**What this task involves:** Copy every line, leaving nothing out and adding nothing.

**Dataset records:**
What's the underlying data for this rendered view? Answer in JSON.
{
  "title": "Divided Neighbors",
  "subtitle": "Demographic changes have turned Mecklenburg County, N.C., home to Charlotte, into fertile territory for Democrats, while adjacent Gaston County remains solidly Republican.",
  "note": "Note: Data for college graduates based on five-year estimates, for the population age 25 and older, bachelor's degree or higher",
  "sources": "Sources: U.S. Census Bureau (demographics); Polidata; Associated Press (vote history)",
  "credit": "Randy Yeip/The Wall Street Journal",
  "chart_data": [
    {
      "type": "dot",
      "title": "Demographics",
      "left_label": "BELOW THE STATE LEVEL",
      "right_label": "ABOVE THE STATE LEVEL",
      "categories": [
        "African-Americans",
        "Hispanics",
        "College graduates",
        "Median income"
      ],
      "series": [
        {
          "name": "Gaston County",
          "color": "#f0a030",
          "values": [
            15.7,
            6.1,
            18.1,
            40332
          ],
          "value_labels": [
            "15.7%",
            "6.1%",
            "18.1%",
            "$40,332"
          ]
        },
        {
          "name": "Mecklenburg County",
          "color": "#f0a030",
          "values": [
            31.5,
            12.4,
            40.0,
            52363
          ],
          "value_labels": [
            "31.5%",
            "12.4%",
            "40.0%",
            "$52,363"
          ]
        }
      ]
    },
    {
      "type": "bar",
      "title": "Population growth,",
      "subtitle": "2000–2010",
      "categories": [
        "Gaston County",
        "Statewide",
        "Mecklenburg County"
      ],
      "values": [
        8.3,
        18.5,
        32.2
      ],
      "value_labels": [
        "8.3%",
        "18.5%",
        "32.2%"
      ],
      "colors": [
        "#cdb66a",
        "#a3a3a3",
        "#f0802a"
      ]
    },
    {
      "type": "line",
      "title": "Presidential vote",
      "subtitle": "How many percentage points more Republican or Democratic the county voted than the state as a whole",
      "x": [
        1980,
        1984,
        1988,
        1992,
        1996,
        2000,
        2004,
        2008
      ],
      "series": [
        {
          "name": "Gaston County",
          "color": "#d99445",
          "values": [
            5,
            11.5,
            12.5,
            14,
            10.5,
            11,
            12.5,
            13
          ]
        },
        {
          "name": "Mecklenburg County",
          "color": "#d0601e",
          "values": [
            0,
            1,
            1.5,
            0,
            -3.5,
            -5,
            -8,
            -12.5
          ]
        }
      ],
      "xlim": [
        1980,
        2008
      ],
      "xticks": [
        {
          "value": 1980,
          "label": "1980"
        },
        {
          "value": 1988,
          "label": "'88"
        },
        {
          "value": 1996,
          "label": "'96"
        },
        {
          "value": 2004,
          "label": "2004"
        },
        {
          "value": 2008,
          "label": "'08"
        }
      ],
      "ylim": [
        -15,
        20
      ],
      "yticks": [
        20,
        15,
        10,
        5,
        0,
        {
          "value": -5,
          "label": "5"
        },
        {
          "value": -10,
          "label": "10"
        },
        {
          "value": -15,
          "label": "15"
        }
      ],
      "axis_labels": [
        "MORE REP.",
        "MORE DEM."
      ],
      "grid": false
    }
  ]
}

**Written reply:**
What's the underlying data for this rendered view? Answer in JSON.
{
  "title": "Divided Neighbors",
  "subtitle": "Demographic changes have turned Mecklenburg County, N.C., home to Charlotte, into fertile territory for Democrats, while adjacent Gaston County remains solidly Republican.",
  "note": "Note: Data for college graduates based on five-year estimates, for the population age 25 and older, bachelor's degree or higher",
  "sources": "Sources: U.S. Census Bureau (demographics); Polidata; Associated Press (vote history)",
  "credit": "Randy Yeip/The Wall Street Journal",
  "chart_data": [
    {
      "type": "dot",
      "title": "Demographics",
      "left_label": "BELOW THE STATE LEVEL",
      "right_label": "ABOVE THE STATE LEVEL",
      "categories": [
        "African-Americans",
        "Hispanics",
        "College graduates",
        "Median income"
      ],
      "series": [
        {
          "name": "Gaston County",
          "color": "#f0a030",
          "values": [
            15.7,
            6.1,
            18.1,
            40332
          ],
          "value_labels": [
            "15.7%",
            "6.1%",
            "18.1%",
            "$40,332"
          ]
        },
        {
          "name": "Mecklenburg County",
          "color": "#f0a030",
          "values": [
            31.5,
            12.4,
            40.0,
            52363
          ],
          "value_labels": [
            "31.5%",
            "12.4%",
            "40.0%",
            "$52,363"
          ]
        }
      ]
    },
    {
      "type": "bar",
      "title": "Population growth,",
      "subtitle": "2000–2010",
      "categories": [
        "Gaston County",
        "Statewide",
        "Mecklenburg County"
      ],
      "values": [
        8.3,
        18.5,
        32.2
      ],
      "value_labels": [
        "8.3%",
        "18.5%",
        "32.2%"
      ],
      "colors": [
        "#cdb66a",
        "#a3a3a3",
        "#f0802a"
      ]
    },
    {
      "type": "line",
      "title": "Presidential vote",
      "subtitle": "How many percentage points more Republican or Democratic the county voted than the state as a whole",
      "x": [
        1980,
        1984,
        1988,
        1992,
        1996,
        2000,
        2004,
        2008
      ],
      "series": [
        {
          "name": "Gaston County",
          "color": "#d99445",
          "values": [
            5,
            11.5,
            12.5,
            14,
            10.5,
            11,
            12.5,
            13
          ]
        },
        {
          "name": "Mecklenburg County",
          "color": "#d0601e",
          "values": [
            0,
            1,
            1.5,
            0,
            -3.5,
            -5,
            -8,
            -12.5
          ]
        }
      ],
      "xlim": [
        1980,
        2008
      ],
      "xticks": [
        {
          "value": 1980,
          "label": "1980"
        },
        {
          "value": 1988,
          "label": "'88"
        },
        {
          "value": 1996,
          "label": "'96"
        },
        {
          "value": 2004,
          "label": "2004"
        },
        {
          "value": 2008,
          "label": "'08"
        }
      ],
      "ylim": [
        -15,
        20
      ],
      "yticks": [
        20,
        15,
        10,
        5,
        0,
        {
          "value": -5,
          "label": "5"
        },
        {
          "value": -10,
          "label": "10"
        },
        {
          "value": -15,
          "label": "15"
        }
      ],
      "axis_labels": [
        "MORE REP.",
        "MORE DEM."
      ],
      "grid": false
    }
  ]
}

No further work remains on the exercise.